Take each line containing "основания" and report it exactly as written.

-- begin Dataset extract --

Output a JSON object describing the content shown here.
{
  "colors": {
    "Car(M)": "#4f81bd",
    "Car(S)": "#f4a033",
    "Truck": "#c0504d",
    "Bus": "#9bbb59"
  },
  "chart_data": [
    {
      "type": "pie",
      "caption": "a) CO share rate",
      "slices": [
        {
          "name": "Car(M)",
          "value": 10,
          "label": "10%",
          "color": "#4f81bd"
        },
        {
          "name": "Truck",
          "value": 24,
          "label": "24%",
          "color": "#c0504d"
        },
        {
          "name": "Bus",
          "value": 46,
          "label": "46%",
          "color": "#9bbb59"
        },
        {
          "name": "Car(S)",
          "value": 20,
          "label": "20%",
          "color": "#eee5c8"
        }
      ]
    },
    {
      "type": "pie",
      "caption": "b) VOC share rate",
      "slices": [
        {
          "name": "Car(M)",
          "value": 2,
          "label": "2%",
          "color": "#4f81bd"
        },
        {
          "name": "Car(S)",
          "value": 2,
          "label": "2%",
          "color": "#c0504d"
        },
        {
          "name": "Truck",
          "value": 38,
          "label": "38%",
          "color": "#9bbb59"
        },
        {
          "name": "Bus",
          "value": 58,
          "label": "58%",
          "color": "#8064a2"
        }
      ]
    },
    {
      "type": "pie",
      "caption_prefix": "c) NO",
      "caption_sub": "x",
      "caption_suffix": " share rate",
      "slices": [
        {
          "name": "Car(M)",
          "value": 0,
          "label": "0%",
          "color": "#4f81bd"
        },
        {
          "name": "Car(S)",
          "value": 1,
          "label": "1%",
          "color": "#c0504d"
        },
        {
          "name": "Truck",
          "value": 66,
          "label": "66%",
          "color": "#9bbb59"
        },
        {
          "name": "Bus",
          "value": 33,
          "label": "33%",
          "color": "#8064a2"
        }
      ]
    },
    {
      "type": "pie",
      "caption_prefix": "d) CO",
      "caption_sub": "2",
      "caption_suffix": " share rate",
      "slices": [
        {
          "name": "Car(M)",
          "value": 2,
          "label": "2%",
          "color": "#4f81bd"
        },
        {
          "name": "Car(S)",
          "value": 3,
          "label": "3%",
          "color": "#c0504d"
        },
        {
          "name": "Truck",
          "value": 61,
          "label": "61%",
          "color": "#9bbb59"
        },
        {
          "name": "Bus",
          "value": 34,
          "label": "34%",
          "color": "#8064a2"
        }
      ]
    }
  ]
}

-- end Dataset extract --
-- begin Dataset extract --

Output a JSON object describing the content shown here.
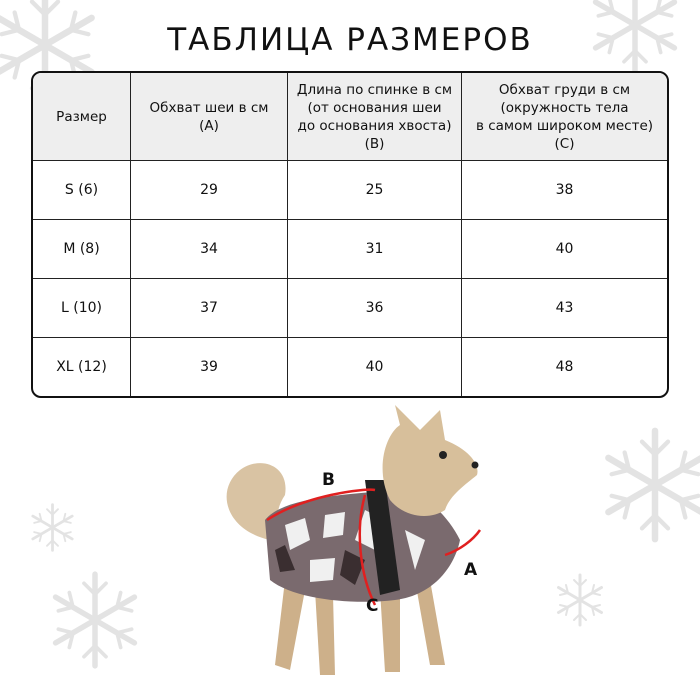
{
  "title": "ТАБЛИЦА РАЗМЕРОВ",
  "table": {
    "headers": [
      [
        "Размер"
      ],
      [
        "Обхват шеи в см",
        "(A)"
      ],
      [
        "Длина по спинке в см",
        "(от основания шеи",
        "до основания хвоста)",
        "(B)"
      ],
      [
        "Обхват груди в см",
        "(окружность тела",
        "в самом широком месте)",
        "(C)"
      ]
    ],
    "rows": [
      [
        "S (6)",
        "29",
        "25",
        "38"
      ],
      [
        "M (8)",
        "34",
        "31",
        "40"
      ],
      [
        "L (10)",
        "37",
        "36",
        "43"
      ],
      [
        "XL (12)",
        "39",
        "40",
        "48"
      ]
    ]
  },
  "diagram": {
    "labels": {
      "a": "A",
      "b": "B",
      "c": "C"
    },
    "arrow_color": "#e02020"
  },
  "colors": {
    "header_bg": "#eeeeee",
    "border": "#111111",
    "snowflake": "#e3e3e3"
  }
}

-- end Dataset extract --

## [Problem solution]
        "(от основания шеи",
        "до основания хвоста)",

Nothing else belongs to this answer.